**What to produce**
Check every line of the entries below for the word "color", and copy the ones that have it.

--- Exercise input ---

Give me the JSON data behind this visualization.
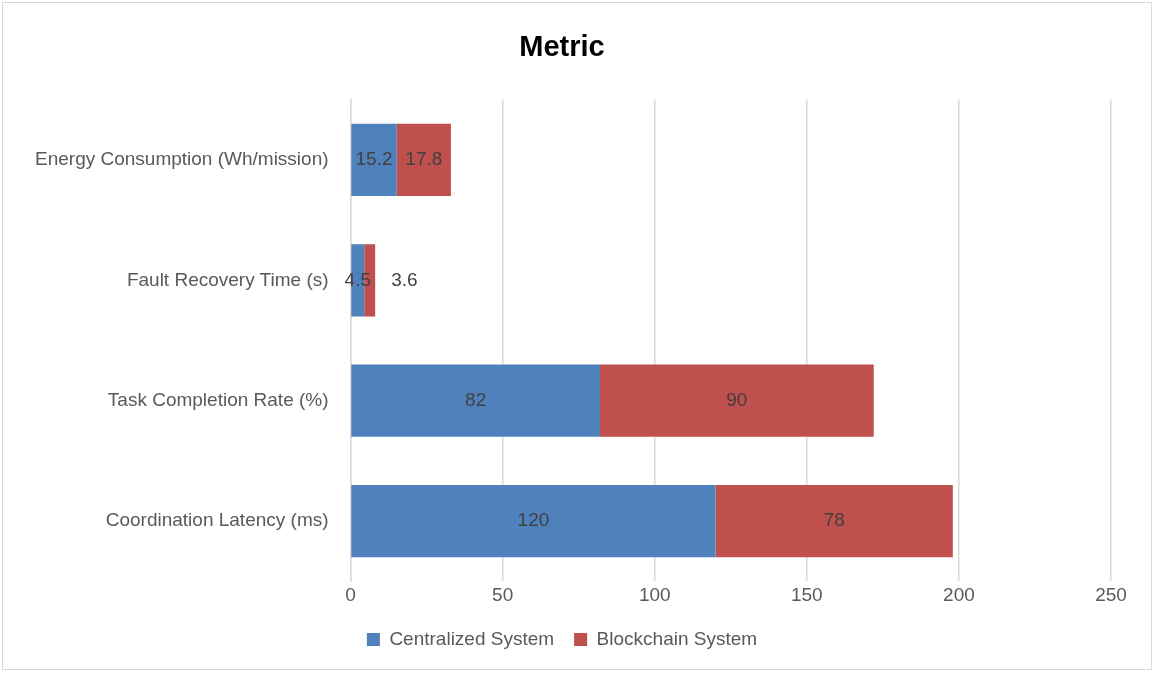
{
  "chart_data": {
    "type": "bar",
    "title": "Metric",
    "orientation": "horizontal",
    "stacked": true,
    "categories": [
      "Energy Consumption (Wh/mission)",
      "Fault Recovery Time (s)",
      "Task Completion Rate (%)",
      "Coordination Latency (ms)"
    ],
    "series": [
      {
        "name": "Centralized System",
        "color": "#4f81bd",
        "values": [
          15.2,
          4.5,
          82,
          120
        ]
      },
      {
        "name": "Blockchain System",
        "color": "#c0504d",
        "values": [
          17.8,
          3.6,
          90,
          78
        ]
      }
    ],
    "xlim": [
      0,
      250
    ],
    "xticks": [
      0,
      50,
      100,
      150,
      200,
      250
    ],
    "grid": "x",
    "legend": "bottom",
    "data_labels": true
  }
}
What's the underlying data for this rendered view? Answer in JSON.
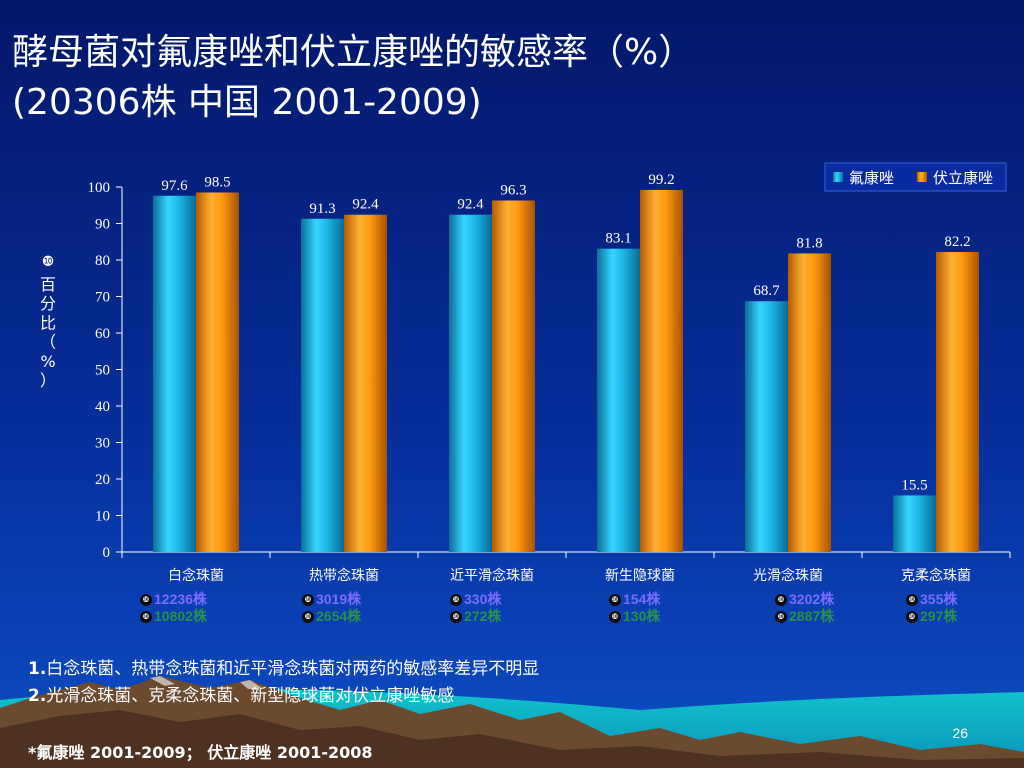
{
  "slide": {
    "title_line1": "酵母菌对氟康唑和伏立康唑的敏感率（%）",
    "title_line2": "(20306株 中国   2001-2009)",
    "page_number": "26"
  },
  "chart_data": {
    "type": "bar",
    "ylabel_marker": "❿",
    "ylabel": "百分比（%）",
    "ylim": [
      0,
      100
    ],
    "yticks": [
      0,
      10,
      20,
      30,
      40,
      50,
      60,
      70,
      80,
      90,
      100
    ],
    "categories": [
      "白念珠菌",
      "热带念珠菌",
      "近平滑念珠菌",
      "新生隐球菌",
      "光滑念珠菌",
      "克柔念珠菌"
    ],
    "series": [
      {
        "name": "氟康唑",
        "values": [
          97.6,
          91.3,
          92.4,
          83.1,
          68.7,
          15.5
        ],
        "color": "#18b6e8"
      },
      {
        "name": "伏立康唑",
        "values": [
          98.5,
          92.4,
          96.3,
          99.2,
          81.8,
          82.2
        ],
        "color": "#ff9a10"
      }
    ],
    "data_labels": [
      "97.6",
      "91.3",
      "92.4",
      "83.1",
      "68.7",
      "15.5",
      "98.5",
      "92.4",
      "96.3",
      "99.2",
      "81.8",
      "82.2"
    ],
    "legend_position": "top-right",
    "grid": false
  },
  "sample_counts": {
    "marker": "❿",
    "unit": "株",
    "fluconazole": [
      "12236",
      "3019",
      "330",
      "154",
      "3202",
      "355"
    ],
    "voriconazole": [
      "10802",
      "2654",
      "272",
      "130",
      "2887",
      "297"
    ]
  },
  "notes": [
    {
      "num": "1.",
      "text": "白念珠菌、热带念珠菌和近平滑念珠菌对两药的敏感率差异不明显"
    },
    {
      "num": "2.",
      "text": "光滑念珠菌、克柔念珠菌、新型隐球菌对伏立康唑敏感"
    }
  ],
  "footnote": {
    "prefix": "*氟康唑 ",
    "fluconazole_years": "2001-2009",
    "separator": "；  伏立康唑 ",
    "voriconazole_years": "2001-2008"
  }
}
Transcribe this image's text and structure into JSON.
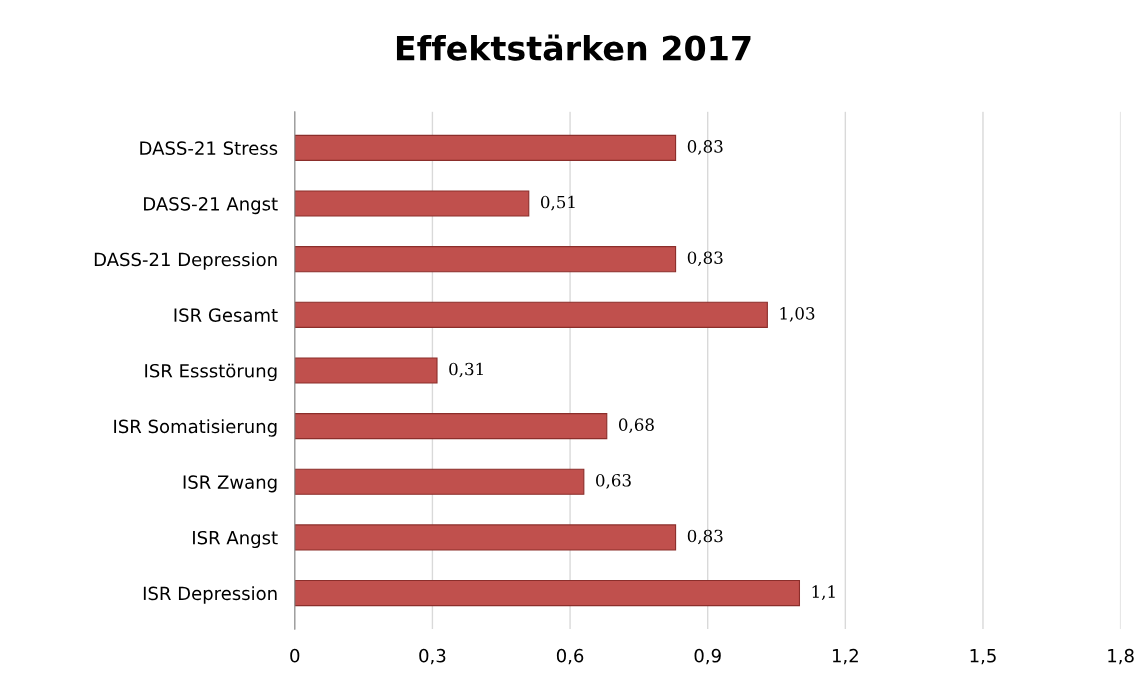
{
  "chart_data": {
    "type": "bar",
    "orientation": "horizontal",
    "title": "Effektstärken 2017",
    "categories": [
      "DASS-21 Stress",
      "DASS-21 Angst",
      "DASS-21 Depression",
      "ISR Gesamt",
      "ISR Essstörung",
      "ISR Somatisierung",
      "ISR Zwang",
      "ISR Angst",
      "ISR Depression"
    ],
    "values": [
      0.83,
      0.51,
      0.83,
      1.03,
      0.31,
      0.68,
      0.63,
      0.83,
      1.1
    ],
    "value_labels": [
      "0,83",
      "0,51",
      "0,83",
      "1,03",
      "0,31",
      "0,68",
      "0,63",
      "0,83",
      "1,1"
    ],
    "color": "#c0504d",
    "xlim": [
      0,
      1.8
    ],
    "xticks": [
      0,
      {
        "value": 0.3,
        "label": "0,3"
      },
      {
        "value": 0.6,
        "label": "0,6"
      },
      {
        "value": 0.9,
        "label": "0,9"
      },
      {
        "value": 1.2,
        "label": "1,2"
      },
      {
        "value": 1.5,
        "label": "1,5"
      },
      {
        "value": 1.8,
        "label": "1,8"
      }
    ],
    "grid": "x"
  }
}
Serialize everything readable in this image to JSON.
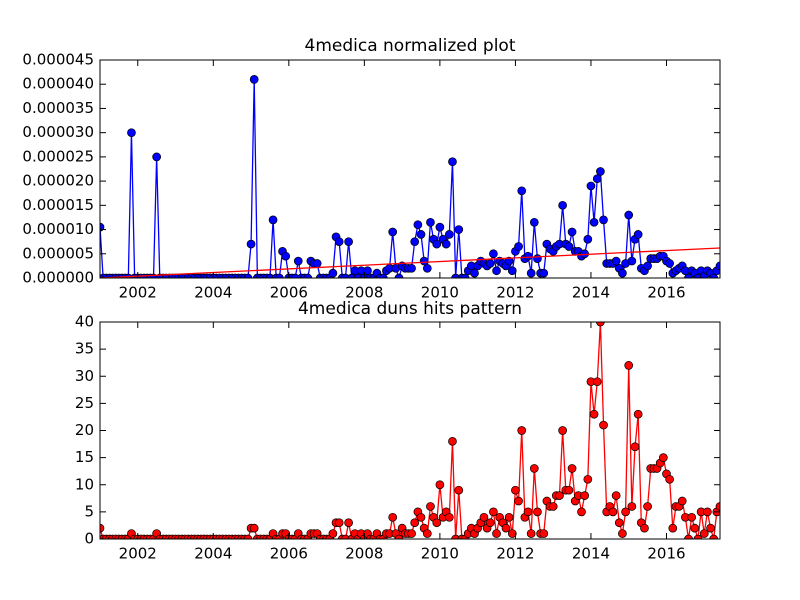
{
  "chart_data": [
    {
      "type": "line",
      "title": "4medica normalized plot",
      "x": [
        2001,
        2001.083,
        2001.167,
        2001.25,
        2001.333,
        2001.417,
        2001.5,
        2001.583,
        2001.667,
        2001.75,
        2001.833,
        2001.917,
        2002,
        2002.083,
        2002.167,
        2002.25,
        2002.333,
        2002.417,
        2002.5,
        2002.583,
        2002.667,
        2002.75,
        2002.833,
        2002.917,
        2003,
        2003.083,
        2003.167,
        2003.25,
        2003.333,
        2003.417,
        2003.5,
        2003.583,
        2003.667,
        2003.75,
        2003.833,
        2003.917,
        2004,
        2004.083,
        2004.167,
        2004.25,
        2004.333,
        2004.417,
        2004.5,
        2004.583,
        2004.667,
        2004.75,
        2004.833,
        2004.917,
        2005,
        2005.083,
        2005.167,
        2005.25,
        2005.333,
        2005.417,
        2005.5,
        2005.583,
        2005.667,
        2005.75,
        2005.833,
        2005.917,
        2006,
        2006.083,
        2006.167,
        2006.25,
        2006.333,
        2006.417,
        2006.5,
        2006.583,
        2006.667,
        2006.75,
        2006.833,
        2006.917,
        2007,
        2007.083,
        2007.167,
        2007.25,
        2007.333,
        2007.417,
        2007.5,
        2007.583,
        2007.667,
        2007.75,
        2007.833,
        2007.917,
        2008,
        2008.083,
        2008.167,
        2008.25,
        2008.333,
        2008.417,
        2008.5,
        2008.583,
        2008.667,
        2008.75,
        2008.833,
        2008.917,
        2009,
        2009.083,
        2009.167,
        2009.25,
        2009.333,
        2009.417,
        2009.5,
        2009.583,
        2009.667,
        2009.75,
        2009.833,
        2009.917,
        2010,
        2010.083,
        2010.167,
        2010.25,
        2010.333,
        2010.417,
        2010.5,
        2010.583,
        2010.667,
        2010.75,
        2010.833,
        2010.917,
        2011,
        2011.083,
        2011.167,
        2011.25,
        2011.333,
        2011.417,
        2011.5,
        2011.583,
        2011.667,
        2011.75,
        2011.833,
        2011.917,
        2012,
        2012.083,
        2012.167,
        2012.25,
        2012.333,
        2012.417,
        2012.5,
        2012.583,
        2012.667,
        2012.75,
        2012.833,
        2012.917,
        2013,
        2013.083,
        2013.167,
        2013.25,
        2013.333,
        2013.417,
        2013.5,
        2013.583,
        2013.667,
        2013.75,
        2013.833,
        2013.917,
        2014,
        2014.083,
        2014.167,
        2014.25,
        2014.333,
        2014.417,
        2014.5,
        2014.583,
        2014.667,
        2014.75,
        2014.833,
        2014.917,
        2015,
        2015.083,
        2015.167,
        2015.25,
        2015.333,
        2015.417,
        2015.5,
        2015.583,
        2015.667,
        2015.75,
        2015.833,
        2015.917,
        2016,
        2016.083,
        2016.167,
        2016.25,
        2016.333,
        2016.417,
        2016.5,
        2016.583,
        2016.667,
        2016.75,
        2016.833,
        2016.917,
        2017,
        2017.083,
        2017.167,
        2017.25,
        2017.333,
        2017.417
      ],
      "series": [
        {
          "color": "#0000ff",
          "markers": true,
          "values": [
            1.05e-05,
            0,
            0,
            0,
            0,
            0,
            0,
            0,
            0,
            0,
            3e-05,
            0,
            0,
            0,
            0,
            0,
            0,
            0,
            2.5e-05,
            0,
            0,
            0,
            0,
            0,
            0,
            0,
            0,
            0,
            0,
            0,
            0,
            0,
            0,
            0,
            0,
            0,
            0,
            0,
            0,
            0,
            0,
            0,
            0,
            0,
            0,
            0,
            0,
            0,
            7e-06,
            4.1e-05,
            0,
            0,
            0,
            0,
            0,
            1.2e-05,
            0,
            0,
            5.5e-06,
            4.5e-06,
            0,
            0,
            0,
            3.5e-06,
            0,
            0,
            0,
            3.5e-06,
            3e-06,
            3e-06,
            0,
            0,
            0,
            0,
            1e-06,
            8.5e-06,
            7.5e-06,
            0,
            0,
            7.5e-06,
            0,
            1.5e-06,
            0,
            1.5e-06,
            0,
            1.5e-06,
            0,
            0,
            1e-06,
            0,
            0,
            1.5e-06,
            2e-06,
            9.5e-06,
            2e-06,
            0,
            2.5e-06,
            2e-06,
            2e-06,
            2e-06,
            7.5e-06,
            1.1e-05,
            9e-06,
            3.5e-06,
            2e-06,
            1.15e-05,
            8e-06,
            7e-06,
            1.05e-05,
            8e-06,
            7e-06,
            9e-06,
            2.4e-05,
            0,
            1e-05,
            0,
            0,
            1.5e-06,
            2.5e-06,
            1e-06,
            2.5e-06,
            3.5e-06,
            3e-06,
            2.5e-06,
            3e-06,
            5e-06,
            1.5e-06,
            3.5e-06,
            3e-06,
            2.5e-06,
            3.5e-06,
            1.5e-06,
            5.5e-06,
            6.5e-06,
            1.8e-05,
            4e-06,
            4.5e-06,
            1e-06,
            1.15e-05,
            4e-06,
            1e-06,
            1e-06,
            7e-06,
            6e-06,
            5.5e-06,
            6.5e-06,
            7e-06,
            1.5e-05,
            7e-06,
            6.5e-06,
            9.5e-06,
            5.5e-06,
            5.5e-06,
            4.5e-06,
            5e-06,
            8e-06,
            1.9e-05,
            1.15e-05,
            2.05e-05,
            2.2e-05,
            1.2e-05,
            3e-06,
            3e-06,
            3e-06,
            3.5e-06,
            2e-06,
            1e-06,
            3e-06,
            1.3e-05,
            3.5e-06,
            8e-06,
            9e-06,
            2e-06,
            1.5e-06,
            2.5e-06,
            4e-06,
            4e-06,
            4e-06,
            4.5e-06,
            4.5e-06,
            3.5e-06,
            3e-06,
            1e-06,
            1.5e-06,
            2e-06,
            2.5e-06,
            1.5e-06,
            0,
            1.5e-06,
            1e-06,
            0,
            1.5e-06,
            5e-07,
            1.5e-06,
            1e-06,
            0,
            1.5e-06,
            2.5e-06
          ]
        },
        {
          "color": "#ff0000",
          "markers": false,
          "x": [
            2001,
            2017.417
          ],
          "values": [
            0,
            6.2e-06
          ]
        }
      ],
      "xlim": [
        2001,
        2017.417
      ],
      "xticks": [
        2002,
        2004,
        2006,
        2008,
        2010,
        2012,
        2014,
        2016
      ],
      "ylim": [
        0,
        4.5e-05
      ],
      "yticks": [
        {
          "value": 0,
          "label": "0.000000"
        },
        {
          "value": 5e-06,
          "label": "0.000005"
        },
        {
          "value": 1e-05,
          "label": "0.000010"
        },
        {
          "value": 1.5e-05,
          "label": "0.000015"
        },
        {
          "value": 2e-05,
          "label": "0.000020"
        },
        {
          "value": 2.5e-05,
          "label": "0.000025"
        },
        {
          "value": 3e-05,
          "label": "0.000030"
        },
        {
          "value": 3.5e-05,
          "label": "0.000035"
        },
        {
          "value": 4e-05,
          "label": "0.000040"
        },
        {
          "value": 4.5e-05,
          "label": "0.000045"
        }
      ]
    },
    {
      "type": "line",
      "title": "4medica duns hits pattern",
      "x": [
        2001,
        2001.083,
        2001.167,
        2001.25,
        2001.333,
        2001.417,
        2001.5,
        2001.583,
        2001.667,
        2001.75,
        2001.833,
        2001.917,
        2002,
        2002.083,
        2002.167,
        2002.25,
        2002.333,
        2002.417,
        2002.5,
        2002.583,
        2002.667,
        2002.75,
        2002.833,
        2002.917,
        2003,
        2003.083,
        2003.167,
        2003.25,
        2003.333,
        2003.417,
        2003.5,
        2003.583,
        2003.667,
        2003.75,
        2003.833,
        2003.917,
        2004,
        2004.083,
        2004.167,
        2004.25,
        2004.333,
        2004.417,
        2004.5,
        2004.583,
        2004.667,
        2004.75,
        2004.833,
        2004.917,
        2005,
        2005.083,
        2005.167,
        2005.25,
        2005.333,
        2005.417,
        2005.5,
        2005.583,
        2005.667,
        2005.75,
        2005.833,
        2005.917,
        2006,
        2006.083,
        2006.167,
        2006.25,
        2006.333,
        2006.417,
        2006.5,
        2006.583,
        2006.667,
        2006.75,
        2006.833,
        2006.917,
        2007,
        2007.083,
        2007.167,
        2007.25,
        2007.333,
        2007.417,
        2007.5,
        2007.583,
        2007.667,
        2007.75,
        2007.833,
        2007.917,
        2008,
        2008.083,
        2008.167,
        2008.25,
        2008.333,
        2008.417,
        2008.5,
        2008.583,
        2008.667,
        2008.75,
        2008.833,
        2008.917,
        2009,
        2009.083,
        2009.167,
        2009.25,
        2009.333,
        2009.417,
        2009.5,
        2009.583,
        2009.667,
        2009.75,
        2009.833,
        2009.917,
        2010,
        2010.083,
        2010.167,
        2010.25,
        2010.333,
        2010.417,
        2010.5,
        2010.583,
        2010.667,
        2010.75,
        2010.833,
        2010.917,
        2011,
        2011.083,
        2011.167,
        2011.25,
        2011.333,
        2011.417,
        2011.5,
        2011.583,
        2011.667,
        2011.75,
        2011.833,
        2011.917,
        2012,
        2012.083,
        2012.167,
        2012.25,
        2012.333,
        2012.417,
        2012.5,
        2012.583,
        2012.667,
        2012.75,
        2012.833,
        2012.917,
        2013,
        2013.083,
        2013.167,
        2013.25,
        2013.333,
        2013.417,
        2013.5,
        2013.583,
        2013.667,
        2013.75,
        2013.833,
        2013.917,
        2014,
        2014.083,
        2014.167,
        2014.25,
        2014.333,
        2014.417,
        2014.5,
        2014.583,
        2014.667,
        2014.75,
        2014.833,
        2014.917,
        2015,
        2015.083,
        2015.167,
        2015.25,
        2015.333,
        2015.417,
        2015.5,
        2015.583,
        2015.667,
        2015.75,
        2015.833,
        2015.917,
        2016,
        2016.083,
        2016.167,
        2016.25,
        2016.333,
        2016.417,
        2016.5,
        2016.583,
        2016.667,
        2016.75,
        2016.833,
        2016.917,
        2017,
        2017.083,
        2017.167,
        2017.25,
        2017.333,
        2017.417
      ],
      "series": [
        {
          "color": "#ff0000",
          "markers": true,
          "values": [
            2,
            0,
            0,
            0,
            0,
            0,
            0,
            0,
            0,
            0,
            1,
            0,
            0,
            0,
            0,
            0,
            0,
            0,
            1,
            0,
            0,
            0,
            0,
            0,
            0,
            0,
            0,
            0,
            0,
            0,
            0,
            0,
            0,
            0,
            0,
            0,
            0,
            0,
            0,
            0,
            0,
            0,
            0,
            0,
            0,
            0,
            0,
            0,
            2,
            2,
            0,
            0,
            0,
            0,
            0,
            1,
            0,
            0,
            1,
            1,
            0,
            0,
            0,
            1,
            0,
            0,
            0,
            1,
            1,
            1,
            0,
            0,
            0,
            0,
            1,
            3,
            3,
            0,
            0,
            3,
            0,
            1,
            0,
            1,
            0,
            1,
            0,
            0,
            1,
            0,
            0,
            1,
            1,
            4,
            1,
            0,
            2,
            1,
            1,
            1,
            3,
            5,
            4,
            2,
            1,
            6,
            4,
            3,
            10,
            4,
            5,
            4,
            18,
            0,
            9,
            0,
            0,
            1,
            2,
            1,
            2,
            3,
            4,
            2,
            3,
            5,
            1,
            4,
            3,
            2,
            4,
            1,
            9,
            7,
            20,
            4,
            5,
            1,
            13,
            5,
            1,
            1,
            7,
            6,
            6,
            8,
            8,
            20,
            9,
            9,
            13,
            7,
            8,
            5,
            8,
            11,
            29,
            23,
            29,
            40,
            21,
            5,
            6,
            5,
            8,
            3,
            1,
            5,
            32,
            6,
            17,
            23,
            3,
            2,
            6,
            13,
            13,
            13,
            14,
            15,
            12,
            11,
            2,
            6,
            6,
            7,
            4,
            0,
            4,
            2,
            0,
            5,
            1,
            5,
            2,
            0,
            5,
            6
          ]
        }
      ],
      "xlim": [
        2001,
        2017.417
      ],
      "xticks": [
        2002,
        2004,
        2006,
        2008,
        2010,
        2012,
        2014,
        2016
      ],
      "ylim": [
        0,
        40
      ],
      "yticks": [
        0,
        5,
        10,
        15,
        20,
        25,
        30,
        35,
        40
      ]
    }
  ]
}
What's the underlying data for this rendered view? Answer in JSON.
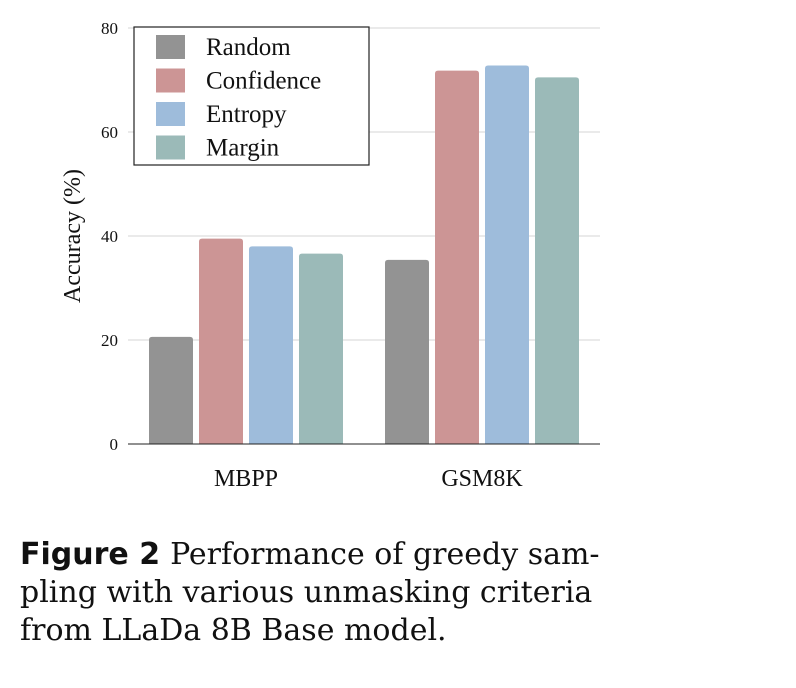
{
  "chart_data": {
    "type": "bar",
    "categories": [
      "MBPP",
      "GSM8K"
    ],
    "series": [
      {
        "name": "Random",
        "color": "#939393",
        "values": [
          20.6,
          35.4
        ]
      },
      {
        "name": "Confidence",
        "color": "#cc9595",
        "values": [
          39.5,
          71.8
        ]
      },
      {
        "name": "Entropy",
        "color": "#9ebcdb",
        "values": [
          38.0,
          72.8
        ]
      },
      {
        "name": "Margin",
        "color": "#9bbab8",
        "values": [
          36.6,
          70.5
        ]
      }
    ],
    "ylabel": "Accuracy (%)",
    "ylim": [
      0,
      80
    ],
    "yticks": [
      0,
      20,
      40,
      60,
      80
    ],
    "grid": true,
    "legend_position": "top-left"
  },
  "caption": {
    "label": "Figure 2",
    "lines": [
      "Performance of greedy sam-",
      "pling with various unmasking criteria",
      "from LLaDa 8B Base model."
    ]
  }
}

---

**Answer for the task**
        "color": "#4f81bd",
        "color": "#c0504d",
        "color": "#18b6e8"
        "color": "#ff9a10"
    "color": "#c0504d",
          "color": "#0000ff",
          "color": "#ff0000",
          "color": "#ff0000",
        "color": "#939393",
        "color": "#cc9595",
        "color": "#9ebcdb",
        "color": "#9bbab8",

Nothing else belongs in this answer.